Output every line below exactly.

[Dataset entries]

- - -

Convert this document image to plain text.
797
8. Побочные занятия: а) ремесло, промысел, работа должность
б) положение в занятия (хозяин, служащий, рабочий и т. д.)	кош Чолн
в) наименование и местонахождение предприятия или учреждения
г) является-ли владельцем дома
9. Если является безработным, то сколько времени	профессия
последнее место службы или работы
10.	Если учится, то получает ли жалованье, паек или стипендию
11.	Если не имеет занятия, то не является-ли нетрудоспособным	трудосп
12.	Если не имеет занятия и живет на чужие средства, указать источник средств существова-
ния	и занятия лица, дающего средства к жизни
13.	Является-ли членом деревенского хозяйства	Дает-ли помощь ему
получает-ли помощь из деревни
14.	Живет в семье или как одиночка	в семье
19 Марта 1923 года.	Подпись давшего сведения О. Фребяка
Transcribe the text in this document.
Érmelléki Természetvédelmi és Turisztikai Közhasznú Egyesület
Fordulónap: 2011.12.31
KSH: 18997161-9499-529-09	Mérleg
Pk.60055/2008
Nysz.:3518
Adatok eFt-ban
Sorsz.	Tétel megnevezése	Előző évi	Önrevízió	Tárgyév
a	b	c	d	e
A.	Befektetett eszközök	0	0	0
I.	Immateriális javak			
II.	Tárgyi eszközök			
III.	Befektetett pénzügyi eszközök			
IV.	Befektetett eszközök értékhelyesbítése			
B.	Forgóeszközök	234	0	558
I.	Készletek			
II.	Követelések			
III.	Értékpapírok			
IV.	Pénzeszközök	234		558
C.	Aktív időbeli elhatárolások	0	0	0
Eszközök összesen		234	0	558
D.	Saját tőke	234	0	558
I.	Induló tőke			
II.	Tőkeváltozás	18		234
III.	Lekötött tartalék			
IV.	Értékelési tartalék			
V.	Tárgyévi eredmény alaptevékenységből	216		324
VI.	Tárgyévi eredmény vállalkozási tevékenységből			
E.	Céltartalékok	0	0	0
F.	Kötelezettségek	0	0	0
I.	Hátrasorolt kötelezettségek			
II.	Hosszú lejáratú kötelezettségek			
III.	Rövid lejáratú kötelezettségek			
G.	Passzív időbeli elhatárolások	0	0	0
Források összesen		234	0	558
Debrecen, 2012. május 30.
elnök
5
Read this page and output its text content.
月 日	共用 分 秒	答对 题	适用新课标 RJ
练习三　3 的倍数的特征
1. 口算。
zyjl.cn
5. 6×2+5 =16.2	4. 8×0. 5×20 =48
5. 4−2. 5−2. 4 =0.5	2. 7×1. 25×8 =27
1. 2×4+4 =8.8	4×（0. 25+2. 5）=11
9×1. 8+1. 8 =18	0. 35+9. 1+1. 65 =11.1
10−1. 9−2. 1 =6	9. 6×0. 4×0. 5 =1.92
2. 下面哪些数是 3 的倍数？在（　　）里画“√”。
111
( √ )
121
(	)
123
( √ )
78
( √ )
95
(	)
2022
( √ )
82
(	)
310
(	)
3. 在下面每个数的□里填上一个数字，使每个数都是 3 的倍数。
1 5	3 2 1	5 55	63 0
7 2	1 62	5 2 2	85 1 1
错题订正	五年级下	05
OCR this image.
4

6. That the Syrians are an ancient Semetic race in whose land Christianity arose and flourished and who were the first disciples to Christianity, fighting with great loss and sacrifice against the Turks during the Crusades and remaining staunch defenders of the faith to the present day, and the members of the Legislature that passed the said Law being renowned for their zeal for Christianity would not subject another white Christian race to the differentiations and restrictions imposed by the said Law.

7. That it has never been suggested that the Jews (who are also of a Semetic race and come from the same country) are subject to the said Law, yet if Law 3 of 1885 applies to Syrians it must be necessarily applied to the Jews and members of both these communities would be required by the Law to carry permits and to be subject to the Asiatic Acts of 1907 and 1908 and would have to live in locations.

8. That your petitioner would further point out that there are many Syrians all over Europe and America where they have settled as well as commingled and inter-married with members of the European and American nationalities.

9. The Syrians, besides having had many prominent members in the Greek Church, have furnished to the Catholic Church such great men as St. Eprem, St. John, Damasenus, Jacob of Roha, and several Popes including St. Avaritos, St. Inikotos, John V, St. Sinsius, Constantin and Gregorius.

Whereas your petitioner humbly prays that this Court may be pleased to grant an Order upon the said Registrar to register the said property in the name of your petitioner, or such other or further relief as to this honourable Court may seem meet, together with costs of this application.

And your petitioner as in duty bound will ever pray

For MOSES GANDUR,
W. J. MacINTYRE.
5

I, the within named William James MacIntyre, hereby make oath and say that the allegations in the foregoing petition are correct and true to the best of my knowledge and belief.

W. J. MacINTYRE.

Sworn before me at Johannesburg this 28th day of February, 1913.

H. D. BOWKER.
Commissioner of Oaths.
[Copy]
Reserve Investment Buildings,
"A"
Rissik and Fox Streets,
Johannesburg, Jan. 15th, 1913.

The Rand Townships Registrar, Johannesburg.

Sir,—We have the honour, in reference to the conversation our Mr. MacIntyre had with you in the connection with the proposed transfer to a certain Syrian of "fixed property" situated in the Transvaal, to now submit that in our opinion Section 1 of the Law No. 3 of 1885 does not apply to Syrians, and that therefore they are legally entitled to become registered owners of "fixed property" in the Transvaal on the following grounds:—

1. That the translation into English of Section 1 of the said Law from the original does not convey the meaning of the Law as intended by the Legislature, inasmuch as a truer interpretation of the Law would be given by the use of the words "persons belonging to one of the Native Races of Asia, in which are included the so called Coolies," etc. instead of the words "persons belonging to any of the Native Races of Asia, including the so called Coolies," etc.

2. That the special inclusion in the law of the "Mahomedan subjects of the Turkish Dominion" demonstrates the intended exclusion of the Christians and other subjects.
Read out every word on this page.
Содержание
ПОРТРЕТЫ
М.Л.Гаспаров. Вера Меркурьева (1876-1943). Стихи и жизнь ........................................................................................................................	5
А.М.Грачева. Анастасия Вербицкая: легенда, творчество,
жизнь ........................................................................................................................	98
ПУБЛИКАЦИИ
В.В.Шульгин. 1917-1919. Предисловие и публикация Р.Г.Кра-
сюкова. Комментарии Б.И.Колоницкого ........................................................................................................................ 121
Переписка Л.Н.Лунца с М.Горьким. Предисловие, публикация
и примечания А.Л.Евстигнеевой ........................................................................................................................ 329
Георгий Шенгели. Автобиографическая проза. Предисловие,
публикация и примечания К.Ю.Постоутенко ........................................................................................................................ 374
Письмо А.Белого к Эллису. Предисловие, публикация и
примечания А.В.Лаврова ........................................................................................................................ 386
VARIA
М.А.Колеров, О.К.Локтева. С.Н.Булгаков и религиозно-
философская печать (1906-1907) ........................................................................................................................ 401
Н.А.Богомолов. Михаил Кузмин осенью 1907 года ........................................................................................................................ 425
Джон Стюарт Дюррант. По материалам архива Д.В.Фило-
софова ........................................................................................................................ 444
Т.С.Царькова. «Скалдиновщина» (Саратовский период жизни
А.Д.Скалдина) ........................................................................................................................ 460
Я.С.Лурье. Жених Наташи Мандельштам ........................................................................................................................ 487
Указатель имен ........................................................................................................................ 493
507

- - -

**Expected answer:**
Convert this document image to plain text.
797
8. Побочные занятия: а) ремесло, промысел, работа должность
б) положение в занятия (хозяин, служащий, рабочий и т. д.)	кош Чолн
в) наименование и местонахождение предприятия или учреждения
г) является-ли владельцем дома
9. Если является безработным, то сколько времени	профессия
последнее место службы или работы
10.	Если учится, то получает ли жалованье, паек или стипендию
11.	Если не имеет занятия, то не является-ли нетрудоспособным	трудосп
12.	Если не имеет занятия и живет на чужие средства, указать источник средств существова-
ния	и занятия лица, дающего средства к жизни
13.	Является-ли членом деревенского хозяйства	Дает-ли помощь ему
получает-ли помощь из деревни
14.	Живет в семье или как одиночка	в семье
19 Марта 1923 года.	Подпись давшего сведения О. Фребяка
Transcribe the text in this document.
Érmelléki Természetvédelmi és Turisztikai Közhasznú Egyesület
Fordulónap: 2011.12.31
KSH: 18997161-9499-529-09	Mérleg
Pk.60055/2008
Nysz.:3518
Adatok eFt-ban
Sorsz.	Tétel megnevezése	Előző évi	Önrevízió	Tárgyév
a	b	c	d	e
A.	Befektetett eszközök	0	0	0
I.	Immateriális javak			
II.	Tárgyi eszközök			
III.	Befektetett pénzügyi eszközök			
IV.	Befektetett eszközök értékhelyesbítése			
B.	Forgóeszközök	234	0	558
I.	Készletek			
II.	Követelések			
III.	Értékpapírok			
IV.	Pénzeszközök	234		558
C.	Aktív időbeli elhatárolások	0	0	0
Eszközök összesen		234	0	558
D.	Saját tőke	234	0	558
I.	Induló tőke			
II.	Tőkeváltozás	18		234
III.	Lekötött tartalék			
IV.	Értékelési tartalék			
V.	Tárgyévi eredmény alaptevékenységből	216		324
VI.	Tárgyévi eredmény vállalkozási tevékenységből			
E.	Céltartalékok	0	0	0
F.	Kötelezettségek	0	0	0
I.	Hátrasorolt kötelezettségek			
II.	Hosszú lejáratú kötelezettségek			
III.	Rövid lejáratú kötelezettségek			
G.	Passzív időbeli elhatárolások	0	0	0
Források összesen		234	0	558
Debrecen, 2012. május 30.
elnök
5
Read this page and output its text content.
月 日	共用 分 秒	答对 题	适用新课标 RJ
练习三　3 的倍数的特征
1. 口算。
zyjl.cn
5. 6×2+5 =16.2	4. 8×0. 5×20 =48
5. 4−2. 5−2. 4 =0.5	2. 7×1. 25×8 =27
1. 2×4+4 =8.8	4×（0. 25+2. 5）=11
9×1. 8+1. 8 =18	0. 35+9. 1+1. 65 =11.1
10−1. 9−2. 1 =6	9. 6×0. 4×0. 5 =1.92
2. 下面哪些数是 3 的倍数？在（　　）里画“√”。
111
( √ )
121
(	)
123
( √ )
78
( √ )
95
(	)
2022
( √ )
82
(	)
310
(	)
3. 在下面每个数的□里填上一个数字，使每个数都是 3 的倍数。
1 5	3 2 1	5 55	63 0
7 2	1 62	5 2 2	85 1 1
错题订正	五年级下	05
OCR this image.
4

6. That the Syrians are an ancient Semetic race in whose land Christianity arose and flourished and who were the first disciples to Christianity, fighting with great loss and sacrifice against the Turks during the Crusades and remaining staunch defenders of the faith to the present day, and the members of the Legislature that passed the said Law being renowned for their zeal for Christianity would not subject another white Christian race to the differentiations and restrictions imposed by the said Law.

7. That it has never been suggested that the Jews (who are also of a Semetic race and come from the same country) are subject to the said Law, yet if Law 3 of 1885 applies to Syrians it must be necessarily applied to the Jews and members of both these communities would be required by the Law to carry permits and to be subject to the Asiatic Acts of 1907 and 1908 and would have to live in locations.

8. That your petitioner would further point out that there are many Syrians all over Europe and America where they have settled as well as commingled and inter-married with members of the European and American nationalities.

9. The Syrians, besides having had many prominent members in the Greek Church, have furnished to the Catholic Church such great men as St. Eprem, St. John, Damasenus, Jacob of Roha, and several Popes including St. Avaritos, St. Inikotos, John V, St. Sinsius, Constantin and Gregorius.

Whereas your petitioner humbly prays that this Court may be pleased to grant an Order upon the said Registrar to register the said property in the name of your petitioner, or such other or further relief as to this honourable Court may seem meet, together with costs of this application.

And your petitioner as in duty bound will ever pray

For MOSES GANDUR,
W. J. MacINTYRE.
5

I, the within named William James MacIntyre, hereby make oath and say that the allegations in the foregoing petition are correct and true to the best of my knowledge and belief.

W. J. MacINTYRE.

Sworn before me at Johannesburg this 28th day of February, 1913.

H. D. BOWKER.
Commissioner of Oaths.
[Copy]
Reserve Investment Buildings,
"A"
Rissik and Fox Streets,
Johannesburg, Jan. 15th, 1913.

The Rand Townships Registrar, Johannesburg.

Sir,—We have the honour, in reference to the conversation our Mr. MacIntyre had with you in the connection with the proposed transfer to a certain Syrian of "fixed property" situated in the Transvaal, to now submit that in our opinion Section 1 of the Law No. 3 of 1885 does not apply to Syrians, and that therefore they are legally entitled to become registered owners of "fixed property" in the Transvaal on the following grounds:—

1. That the translation into English of Section 1 of the said Law from the original does not convey the meaning of the Law as intended by the Legislature, inasmuch as a truer interpretation of the Law would be given by the use of the words "persons belonging to one of the Native Races of Asia, in which are included the so called Coolies," etc. instead of the words "persons belonging to any of the Native Races of Asia, including the so called Coolies," etc.

2. That the special inclusion in the law of the "Mahomedan subjects of the Turkish Dominion" demonstrates the intended exclusion of the Christians and other subjects.
Read out every word on this page.
Содержание
ПОРТРЕТЫ
М.Л.Гаспаров. Вера Меркурьева (1876-1943). Стихи и жизнь ........................................................................................................................	5
А.М.Грачева. Анастасия Вербицкая: легенда, творчество,
жизнь ........................................................................................................................	98
ПУБЛИКАЦИИ
В.В.Шульгин. 1917-1919. Предисловие и публикация Р.Г.Кра-
сюкова. Комментарии Б.И.Колоницкого ........................................................................................................................ 121
Переписка Л.Н.Лунца с М.Горьким. Предисловие, публикация
и примечания А.Л.Евстигнеевой ........................................................................................................................ 329
Георгий Шенгели. Автобиографическая проза. Предисловие,
публикация и примечания К.Ю.Постоутенко ........................................................................................................................ 374
Письмо А.Белого к Эллису. Предисловие, публикация и
примечания А.В.Лаврова ........................................................................................................................ 386
VARIA
М.А.Колеров, О.К.Локтева. С.Н.Булгаков и религиозно-
философская печать (1906-1907) ........................................................................................................................ 401
Н.А.Богомолов. Михаил Кузмин осенью 1907 года ........................................................................................................................ 425
Джон Стюарт Дюррант. По материалам архива Д.В.Фило-
софова ........................................................................................................................ 444
Т.С.Царькова. «Скалдиновщина» (Саратовский период жизни
А.Д.Скалдина) ........................................................................................................................ 460
Я.С.Лурье. Жених Наташи Мандельштам ........................................................................................................................ 487
Указатель имен ........................................................................................................................ 493
507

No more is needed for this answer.